== ТЕКСТ ДЛЯ ЧТЕНИЯ ==
Андрей Кокорев - Повседневная жизнь Москвы. Очерки городского быта начала XX века
– Подайте Христа ради ей! – как поется в одном из романсов.
Но все это дело отдаленного будущего, зачем приподнимать его завесу? Надо пользоваться настоящим, хватать мгновения, ловить их, а потому...
– Человек, еще бутылку шампанского!..»
Особой популярностью среди такой публики пользовался так называемый «Пушкинский» кабинет. Писатель Ф. К. Иванов, по словам критиков отражавший в своих произведениях бытовые детали с поразительной точностью, писал об этом уголке «Яра»: «...кабинет имеет полное основание, если не право, называться „Пушкинским“! Он посвящен великому поэту. Вот взгляните. По карнизу лепной работы очень недурно изображены масляными красками различные сцены из пушкинских поэм и лирических стихотворений, в переднем углу стоит бюст поэта, а в простенках вделаны мраморные доски, на которых золотыми буквами написаны отрывки из стихов Пушкина, в том числе и та строфа, где говорится о „Яре“[160].
Чем же не «Пушкинский» кабинет?
Увы, бывающая тут публика в большинстве случаев знает Пушкина именно только по этим отрывкам, которые написаны на стенах. До стихов ли тут! Море целое образовалось бы, если бы слить все шампанское, которое было выпито в «Пушкинском» кабинете; реки ликеров и коньяку выпиты тут; сотни тысяч прокучены и заплачены цыганскому, венгерскому и русскому хорам!
Посмотрите на зеркала, которые предназначены украшать этот шикарный кабинет. Тут целая летопись. Каждый посетитель «Пушкинского» кабинета, имеющий бриллиант, – а из этих посетителей редко кто таковых не имеет, – считает своим долгом увековечить свой почерк и непременно что-нибудь начертать на зеркале бриллиантом.
«Маша, ангел, как не стыдно сердце взять и не отдать?» – пишет один. «Был здесь и прокутил пятьсот рублей», – пишет другой. «Васька – жулик», – объясняет третий, а четвертый коротко объявляет: «Я был здесь пьяный». Надписи и изречения, имена и фамилии слились, переплетаясь друг с другом, и, чтобы прочитать их, надо большое усилие.
А бюст великого поэта стоит, склонив немного голову, смотрит мраморными глазами и все видит. Много мог порассказать бы, если б мог говорить!..

== ЦЕЛЬ ЗАДАНИЯ ==
Ответьте на вопросы по тексту о «Пушкинском» кабинете:
1. Что стоит в переднем углу кабинета?
2. Чем посетители пишут на зеркалах?
3. Сколько рублей, согласно одной из надписей, прокутил её автор?
Приведённые далее строки никак не связаны с текстом.

== ИСХОДНЫЕ ДАННЫЕ ==
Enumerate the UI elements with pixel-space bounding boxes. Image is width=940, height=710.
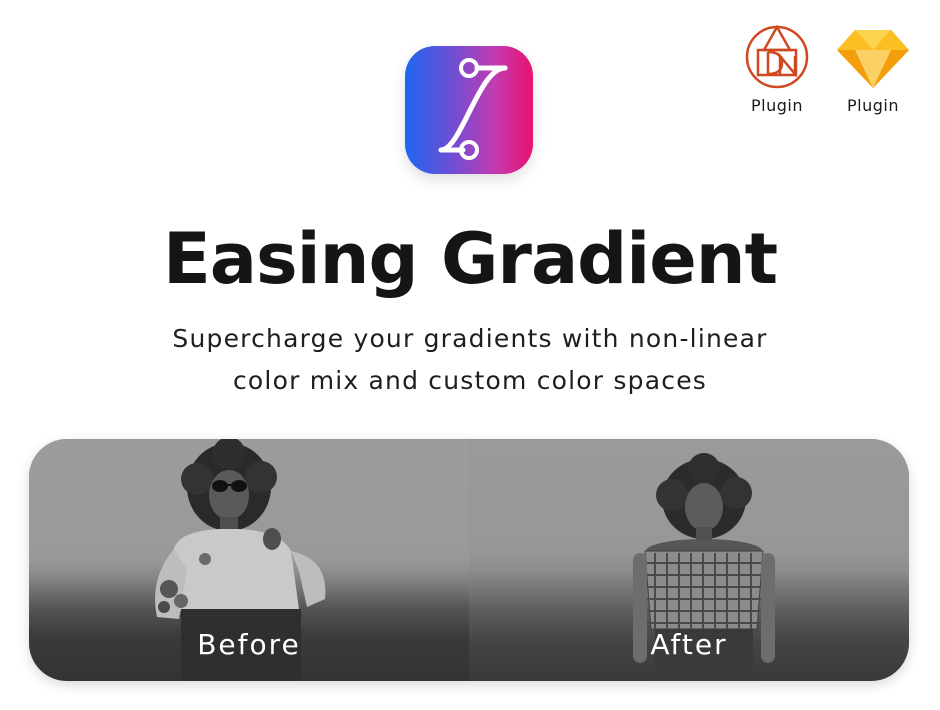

== РЕШЕНИЕ ==
1. Бюст поэта.
2. Бриллиантом.
3. Пятьсот рублей.